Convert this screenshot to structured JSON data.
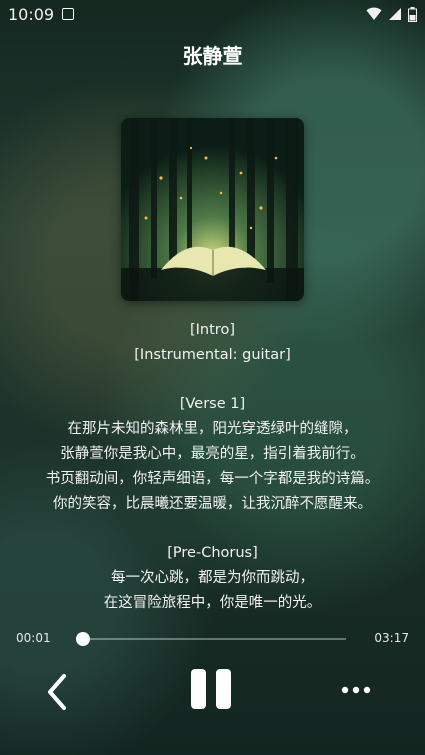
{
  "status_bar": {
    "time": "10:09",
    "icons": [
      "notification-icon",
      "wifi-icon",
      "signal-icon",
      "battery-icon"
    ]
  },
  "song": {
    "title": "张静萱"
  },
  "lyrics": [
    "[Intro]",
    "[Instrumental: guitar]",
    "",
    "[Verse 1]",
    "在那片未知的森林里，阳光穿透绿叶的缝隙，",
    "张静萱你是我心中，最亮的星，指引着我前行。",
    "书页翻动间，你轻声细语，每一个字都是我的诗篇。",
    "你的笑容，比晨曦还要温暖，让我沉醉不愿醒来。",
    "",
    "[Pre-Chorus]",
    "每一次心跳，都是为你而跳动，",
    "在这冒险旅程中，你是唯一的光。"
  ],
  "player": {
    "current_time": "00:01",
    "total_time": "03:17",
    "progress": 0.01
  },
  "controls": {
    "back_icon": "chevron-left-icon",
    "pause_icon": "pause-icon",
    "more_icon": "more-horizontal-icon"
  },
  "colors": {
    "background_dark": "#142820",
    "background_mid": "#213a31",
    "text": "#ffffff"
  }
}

──────────

● **Problem to work on**
Would you mind returning each entry above word for word, skipping the images?

● **Final answer**
Convert this screenshot to structured JSON data.
{
  "status_bar": {
    "time": "10:09",
    "icons": [
      "notification-icon",
      "wifi-icon",
      "signal-icon",
      "battery-icon"
    ]
  },
  "song": {
    "title": "张静萱"
  },
  "lyrics": [
    "[Intro]",
    "[Instrumental: guitar]",
    "",
    "[Verse 1]",
    "在那片未知的森林里，阳光穿透绿叶的缝隙，",
    "张静萱你是我心中，最亮的星，指引着我前行。",
    "书页翻动间，你轻声细语，每一个字都是我的诗篇。",
    "你的笑容，比晨曦还要温暖，让我沉醉不愿醒来。",
    "",
    "[Pre-Chorus]",
    "每一次心跳，都是为你而跳动，",
    "在这冒险旅程中，你是唯一的光。"
  ],
  "player": {
    "current_time": "00:01",
    "total_time": "03:17",
    "progress": 0.01
  },
  "controls": {
    "back_icon": "chevron-left-icon",
    "pause_icon": "pause-icon",
    "more_icon": "more-horizontal-icon"
  },
  "colors": {
    "background_dark": "#142820",
    "background_mid": "#213a31",
    "text": "#ffffff"
  }
}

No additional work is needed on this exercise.